Entries supplied:

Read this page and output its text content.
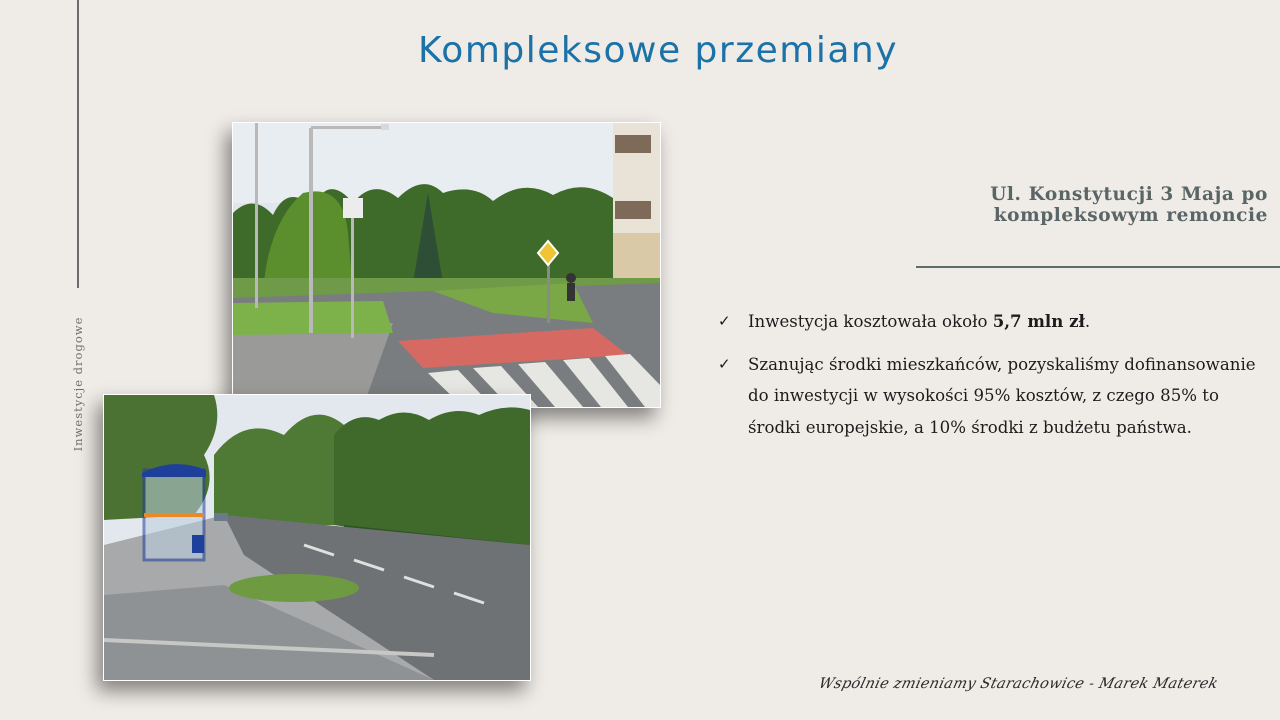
Inwestycje drogowe
Kompleksowe przemiany
Ul. Konstytucji 3 Maja po
kompleksowym remoncie
✓ Inwestycja kosztowała około 5,7 mln zł.
✓ Szanując środki mieszkańców, pozyskaliśmy dofinansowanie do inwestycji w wysokości 95% kosztów, z czego 85% to środki europejskie, a 10% środki z budżetu państwa.
Wspólnie zmieniamy Starachowice - Marek Materek
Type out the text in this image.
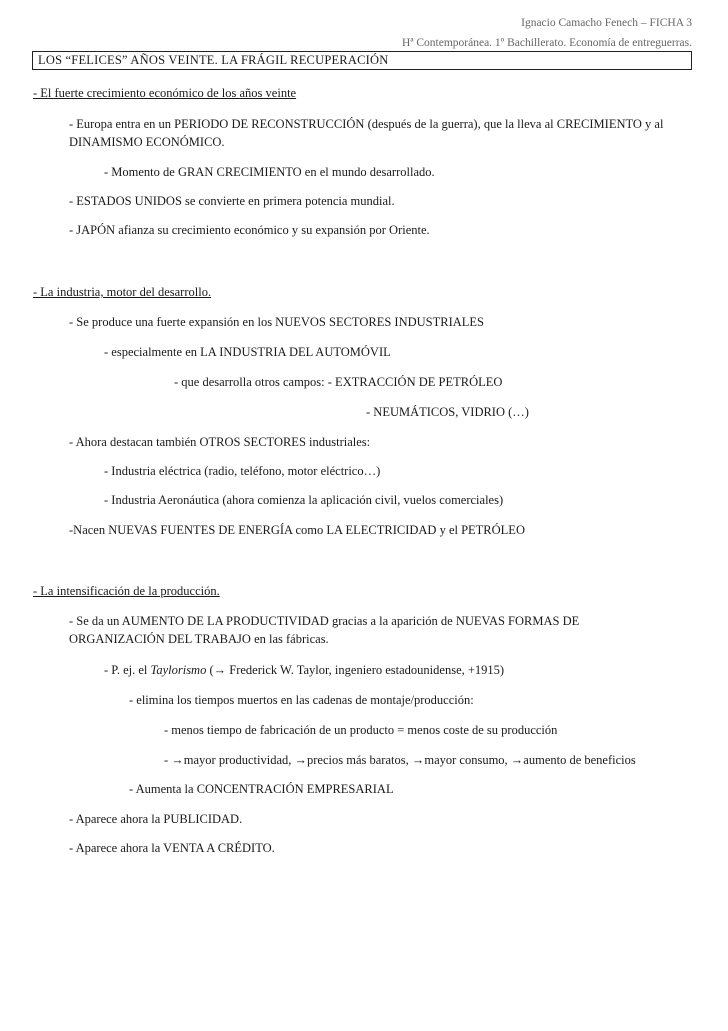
Ignacio Camacho Fenech – FICHA 3
Hª Contemporánea. 1º Bachillerato. Economía de entreguerras.
LOS “FELICES” AÑOS VEINTE. LA FRÁGIL RECUPERACIÓN
- El fuerte crecimiento económico de los años veinte
- Europa entra en un PERIODO DE RECONSTRUCCIÓN (después de la guerra), que la lleva al CRECIMIENTO y al DINAMISMO ECONÓMICO.
- Momento de GRAN CRECIMIENTO en el mundo desarrollado.
- ESTADOS UNIDOS se convierte en primera potencia mundial.
- JAPÓN afianza su crecimiento económico y su expansión por Oriente.
- La industria, motor del desarrollo.
- Se produce una fuerte expansión en los NUEVOS SECTORES INDUSTRIALES
- especialmente en LA INDUSTRIA DEL AUTOMÓVIL
- que desarrolla otros campos: - EXTRACCIÓN DE PETRÓLEO
- NEUMÁTICOS, VIDRIO (…)
- Ahora destacan también OTROS SECTORES industriales:
- Industria eléctrica (radio, teléfono, motor eléctrico…)
- Industria Aeronáutica (ahora comienza la aplicación civil, vuelos comerciales)
-Nacen NUEVAS FUENTES DE ENERGÍA como LA ELECTRICIDAD y el PETRÓLEO
- La intensificación de la producción.
- Se da un AUMENTO DE LA PRODUCTIVIDAD gracias a la aparición de NUEVAS FORMAS DE ORGANIZACIÓN DEL TRABAJO en las fábricas.
- P. ej. el Taylorismo (→ Frederick W. Taylor, ingeniero estadounidense, +1915)
- elimina los tiempos muertos en las cadenas de montaje/producción:
- menos tiempo de fabricación de un producto = menos coste de su producción
- →mayor productividad, →precios más baratos, →mayor consumo, →aumento de beneficios
- Aumenta la CONCENTRACIÓN EMPRESARIAL
- Aparece ahora la PUBLICIDAD.
- Aparece ahora la VENTA A CRÉDITO.
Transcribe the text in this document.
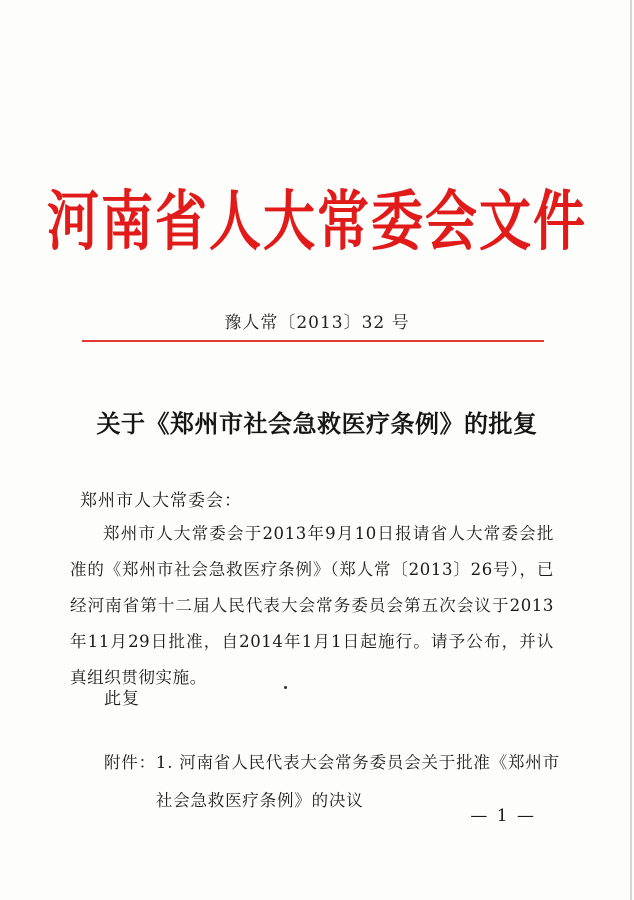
河南省人大常委会文件
豫人常〔2013〕32 号
关于《郑州市社会急救医疗条例》的批复
郑州市人大常委会：

郑州市人大常委会于2013年9月10日报请省人大常委会批准的《郑州市社会急救医疗条例》（郑人常〔2013〕26号），已经河南省第十二届人民代表大会常务委员会第五次会议于2013年11月29日批准，自2014年1月1日起施行。请予公布，并认真组织贯彻实施。

此复
附件： 1. 河南省人民代表大会常务委员会关于批准《郑州市社会急救医疗条例》的决议
— 1 —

What is asked: Quote only the lines that start at the line holding "Type out the text in this image." and end at the last line of the entries, including both of those lines, and omit every picture.

Problem solution:
Type out the text in this image.
Ignacio Camacho Fenech – FICHA 3
Hª Contemporánea. 1º Bachillerato. Economía de entreguerras.
LOS “FELICES” AÑOS VEINTE. LA FRÁGIL RECUPERACIÓN
- El fuerte crecimiento económico de los años veinte
- Europa entra en un PERIODO DE RECONSTRUCCIÓN (después de la guerra), que la lleva al CRECIMIENTO y al DINAMISMO ECONÓMICO.
- Momento de GRAN CRECIMIENTO en el mundo desarrollado.
- ESTADOS UNIDOS se convierte en primera potencia mundial.
- JAPÓN afianza su crecimiento económico y su expansión por Oriente.
- La industria, motor del desarrollo.
- Se produce una fuerte expansión en los NUEVOS SECTORES INDUSTRIALES
- especialmente en LA INDUSTRIA DEL AUTOMÓVIL
- que desarrolla otros campos: - EXTRACCIÓN DE PETRÓLEO
- NEUMÁTICOS, VIDRIO (…)
- Ahora destacan también OTROS SECTORES industriales:
- Industria eléctrica (radio, teléfono, motor eléctrico…)
- Industria Aeronáutica (ahora comienza la aplicación civil, vuelos comerciales)
-Nacen NUEVAS FUENTES DE ENERGÍA como LA ELECTRICIDAD y el PETRÓLEO
- La intensificación de la producción.
- Se da un AUMENTO DE LA PRODUCTIVIDAD gracias a la aparición de NUEVAS FORMAS DE ORGANIZACIÓN DEL TRABAJO en las fábricas.
- P. ej. el Taylorismo (→ Frederick W. Taylor, ingeniero estadounidense, +1915)
- elimina los tiempos muertos en las cadenas de montaje/producción:
- menos tiempo de fabricación de un producto = menos coste de su producción
- →mayor productividad, →precios más baratos, →mayor consumo, →aumento de beneficios
- Aumenta la CONCENTRACIÓN EMPRESARIAL
- Aparece ahora la PUBLICIDAD.
- Aparece ahora la VENTA A CRÉDITO.
Transcribe the text in this document.
河南省人大常委会文件
豫人常〔2013〕32 号
关于《郑州市社会急救医疗条例》的批复
郑州市人大常委会：

郑州市人大常委会于2013年9月10日报请省人大常委会批准的《郑州市社会急救医疗条例》（郑人常〔2013〕26号），已经河南省第十二届人民代表大会常务委员会第五次会议于2013年11月29日批准，自2014年1月1日起施行。请予公布，并认真组织贯彻实施。

此复
附件： 1. 河南省人民代表大会常务委员会关于批准《郑州市社会急救医疗条例》的决议
— 1 —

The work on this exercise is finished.